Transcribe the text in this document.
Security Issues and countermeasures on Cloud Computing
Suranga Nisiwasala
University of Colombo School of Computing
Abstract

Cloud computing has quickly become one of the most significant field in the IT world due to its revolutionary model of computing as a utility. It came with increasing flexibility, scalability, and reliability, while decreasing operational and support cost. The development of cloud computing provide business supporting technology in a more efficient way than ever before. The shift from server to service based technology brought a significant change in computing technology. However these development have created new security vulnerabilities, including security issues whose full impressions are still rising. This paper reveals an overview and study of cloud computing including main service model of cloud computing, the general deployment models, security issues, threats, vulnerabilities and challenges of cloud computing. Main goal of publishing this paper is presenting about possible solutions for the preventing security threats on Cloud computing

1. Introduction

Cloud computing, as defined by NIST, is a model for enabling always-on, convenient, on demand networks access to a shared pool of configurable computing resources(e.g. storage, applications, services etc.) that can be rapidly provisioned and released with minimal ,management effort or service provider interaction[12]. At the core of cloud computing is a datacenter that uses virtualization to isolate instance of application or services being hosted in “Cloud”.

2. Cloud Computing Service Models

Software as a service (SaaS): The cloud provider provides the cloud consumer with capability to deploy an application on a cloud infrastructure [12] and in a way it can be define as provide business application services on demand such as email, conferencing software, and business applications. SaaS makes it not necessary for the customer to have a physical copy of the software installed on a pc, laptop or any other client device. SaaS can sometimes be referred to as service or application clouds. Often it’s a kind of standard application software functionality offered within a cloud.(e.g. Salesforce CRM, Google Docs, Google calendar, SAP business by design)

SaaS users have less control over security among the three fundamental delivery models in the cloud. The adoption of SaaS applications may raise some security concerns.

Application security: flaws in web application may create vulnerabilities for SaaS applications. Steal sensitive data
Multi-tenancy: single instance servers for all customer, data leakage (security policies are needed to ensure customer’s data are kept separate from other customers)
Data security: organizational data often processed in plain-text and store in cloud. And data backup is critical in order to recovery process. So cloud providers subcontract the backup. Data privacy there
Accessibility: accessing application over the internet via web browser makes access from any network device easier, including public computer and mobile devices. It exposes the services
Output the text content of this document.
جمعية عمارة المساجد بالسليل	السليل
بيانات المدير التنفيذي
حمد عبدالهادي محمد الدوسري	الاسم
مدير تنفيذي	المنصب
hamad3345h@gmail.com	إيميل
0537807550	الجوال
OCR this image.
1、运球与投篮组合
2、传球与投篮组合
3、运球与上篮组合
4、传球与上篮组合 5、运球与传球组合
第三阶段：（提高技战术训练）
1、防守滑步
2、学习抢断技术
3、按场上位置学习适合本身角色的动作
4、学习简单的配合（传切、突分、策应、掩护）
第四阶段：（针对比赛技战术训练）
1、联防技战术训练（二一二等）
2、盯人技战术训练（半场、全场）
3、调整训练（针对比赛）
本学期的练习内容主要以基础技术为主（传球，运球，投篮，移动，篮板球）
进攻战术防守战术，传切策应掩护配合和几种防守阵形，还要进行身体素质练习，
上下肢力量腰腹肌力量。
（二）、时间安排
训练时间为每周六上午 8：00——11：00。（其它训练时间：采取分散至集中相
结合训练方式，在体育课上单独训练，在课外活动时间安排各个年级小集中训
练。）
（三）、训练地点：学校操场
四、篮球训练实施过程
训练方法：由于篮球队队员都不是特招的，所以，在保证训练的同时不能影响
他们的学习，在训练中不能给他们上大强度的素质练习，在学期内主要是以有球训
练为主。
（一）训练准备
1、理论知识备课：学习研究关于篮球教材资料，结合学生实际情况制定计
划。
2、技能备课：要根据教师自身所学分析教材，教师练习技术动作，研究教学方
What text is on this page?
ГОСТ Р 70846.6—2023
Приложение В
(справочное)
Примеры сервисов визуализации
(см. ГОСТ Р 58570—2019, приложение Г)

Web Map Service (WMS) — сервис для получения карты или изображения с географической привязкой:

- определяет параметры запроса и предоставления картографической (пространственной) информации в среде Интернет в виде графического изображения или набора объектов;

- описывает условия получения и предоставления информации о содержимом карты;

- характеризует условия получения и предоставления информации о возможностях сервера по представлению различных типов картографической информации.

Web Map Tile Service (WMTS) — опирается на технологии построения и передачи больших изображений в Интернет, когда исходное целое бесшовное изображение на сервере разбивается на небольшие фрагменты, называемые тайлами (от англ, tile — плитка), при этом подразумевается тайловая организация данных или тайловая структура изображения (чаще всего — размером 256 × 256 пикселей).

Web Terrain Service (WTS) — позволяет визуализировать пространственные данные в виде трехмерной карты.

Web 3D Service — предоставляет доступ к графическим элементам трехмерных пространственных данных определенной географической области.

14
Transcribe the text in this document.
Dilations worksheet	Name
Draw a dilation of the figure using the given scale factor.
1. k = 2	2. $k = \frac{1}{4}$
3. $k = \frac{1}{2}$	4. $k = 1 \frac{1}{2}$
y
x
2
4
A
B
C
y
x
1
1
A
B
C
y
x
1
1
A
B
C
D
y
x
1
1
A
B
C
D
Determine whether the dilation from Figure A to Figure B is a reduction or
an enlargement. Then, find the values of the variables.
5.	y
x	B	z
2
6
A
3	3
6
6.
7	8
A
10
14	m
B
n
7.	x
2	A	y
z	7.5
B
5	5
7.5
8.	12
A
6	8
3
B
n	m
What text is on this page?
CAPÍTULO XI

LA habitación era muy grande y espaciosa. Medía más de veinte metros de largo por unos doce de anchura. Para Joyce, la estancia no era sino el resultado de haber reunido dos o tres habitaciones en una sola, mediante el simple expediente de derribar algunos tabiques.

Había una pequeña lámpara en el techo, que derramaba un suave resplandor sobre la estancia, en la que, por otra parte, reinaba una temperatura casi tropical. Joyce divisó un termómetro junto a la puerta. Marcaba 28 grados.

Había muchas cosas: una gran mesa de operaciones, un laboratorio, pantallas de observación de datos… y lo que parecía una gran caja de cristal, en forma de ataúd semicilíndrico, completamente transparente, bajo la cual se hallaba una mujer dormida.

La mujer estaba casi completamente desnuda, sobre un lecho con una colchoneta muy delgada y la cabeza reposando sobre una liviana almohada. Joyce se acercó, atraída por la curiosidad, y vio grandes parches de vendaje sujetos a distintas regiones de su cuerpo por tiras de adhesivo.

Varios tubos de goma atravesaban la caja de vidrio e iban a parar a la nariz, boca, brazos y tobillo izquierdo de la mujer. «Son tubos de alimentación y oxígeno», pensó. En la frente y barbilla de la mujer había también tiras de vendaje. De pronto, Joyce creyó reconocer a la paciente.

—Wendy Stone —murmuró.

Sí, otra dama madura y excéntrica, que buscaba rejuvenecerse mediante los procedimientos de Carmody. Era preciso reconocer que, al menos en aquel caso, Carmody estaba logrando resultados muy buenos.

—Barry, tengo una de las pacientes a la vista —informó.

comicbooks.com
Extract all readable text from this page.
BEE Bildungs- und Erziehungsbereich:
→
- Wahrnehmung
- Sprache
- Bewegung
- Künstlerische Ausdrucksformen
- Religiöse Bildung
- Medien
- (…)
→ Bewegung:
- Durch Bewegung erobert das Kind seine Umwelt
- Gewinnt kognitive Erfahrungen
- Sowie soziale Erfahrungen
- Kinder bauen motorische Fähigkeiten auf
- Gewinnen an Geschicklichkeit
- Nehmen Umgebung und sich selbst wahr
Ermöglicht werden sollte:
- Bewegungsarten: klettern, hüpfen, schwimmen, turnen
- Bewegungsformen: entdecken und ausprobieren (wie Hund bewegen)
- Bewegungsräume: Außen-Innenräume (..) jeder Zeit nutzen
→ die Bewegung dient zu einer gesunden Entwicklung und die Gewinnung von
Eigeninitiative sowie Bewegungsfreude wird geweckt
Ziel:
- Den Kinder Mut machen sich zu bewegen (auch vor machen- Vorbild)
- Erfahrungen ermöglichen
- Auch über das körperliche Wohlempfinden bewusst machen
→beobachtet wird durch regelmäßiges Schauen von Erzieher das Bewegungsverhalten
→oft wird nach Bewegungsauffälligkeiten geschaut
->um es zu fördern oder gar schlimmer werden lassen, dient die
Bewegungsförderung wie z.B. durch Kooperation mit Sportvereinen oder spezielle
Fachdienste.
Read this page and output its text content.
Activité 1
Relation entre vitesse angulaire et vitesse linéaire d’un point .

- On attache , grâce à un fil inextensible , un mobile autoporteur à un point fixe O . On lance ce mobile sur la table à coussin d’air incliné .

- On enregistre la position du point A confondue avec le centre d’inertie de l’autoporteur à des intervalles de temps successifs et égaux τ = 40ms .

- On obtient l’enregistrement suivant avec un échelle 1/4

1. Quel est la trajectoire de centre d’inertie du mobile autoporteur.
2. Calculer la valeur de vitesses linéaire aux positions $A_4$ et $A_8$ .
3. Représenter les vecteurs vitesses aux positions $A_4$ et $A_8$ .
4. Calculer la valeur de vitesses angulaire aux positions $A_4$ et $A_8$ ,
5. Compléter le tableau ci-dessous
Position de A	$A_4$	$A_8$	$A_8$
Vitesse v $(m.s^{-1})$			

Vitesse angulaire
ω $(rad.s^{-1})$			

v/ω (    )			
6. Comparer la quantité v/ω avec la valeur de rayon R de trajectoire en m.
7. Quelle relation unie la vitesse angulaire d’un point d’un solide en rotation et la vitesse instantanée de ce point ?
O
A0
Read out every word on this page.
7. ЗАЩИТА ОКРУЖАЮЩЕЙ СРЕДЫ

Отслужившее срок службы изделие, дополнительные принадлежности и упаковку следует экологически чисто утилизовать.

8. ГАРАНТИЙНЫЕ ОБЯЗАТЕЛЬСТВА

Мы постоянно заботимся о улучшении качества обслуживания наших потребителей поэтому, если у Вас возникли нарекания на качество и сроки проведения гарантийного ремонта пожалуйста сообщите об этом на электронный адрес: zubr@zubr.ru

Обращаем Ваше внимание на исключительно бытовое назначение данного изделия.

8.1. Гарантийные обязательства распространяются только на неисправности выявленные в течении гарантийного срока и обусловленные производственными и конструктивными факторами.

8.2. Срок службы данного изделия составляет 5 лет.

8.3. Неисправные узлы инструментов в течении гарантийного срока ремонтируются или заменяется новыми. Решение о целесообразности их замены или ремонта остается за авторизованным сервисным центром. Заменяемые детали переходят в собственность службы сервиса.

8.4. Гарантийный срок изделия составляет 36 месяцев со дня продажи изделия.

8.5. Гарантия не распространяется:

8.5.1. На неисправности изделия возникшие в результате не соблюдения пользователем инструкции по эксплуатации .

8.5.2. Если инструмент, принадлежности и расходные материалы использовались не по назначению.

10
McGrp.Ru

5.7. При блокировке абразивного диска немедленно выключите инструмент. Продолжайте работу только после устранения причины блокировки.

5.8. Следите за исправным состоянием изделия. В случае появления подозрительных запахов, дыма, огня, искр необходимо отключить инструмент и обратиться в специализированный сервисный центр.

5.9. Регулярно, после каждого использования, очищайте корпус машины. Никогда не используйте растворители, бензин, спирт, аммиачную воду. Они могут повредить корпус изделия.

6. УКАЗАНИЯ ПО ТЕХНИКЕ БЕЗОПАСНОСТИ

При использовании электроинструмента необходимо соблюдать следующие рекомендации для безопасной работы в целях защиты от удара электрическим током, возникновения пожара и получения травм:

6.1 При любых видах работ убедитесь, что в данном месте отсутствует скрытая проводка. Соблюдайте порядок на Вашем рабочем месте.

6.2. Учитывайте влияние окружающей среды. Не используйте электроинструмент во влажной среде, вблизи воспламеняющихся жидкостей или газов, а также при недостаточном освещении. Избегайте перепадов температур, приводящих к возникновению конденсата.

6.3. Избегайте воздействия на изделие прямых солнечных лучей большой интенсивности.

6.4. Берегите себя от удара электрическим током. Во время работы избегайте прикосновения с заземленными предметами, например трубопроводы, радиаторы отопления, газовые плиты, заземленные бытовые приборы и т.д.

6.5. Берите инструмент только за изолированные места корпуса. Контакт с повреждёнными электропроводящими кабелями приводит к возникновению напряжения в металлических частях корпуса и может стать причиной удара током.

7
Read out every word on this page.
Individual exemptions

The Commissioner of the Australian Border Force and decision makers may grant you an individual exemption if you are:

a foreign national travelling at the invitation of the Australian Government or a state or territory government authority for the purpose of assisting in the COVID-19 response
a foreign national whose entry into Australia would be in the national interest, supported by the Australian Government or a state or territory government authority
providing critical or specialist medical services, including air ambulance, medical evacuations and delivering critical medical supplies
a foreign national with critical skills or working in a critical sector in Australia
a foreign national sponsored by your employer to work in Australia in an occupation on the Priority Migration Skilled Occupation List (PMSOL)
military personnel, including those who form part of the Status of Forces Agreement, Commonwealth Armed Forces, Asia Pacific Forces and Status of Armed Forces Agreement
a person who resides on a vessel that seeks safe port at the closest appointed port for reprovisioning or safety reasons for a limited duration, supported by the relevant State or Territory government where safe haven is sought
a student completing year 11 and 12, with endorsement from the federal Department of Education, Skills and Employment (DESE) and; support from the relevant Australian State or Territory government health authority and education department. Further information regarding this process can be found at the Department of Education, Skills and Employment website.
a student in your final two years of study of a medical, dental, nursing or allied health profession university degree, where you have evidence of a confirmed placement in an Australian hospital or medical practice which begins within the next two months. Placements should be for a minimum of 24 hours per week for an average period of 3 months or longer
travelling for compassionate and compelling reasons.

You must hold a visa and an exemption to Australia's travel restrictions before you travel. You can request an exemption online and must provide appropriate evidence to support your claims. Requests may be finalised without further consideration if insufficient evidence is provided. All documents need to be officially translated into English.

==============================

* Goal: From the listing above, collect every line that mentions the word "travelling".

* Exercise output:
a foreign national travelling at the invitation of the Australian Government or a state or territory government authority for the purpose of assisting in the COVID-19 response
travelling for compassionate and compelling reasons.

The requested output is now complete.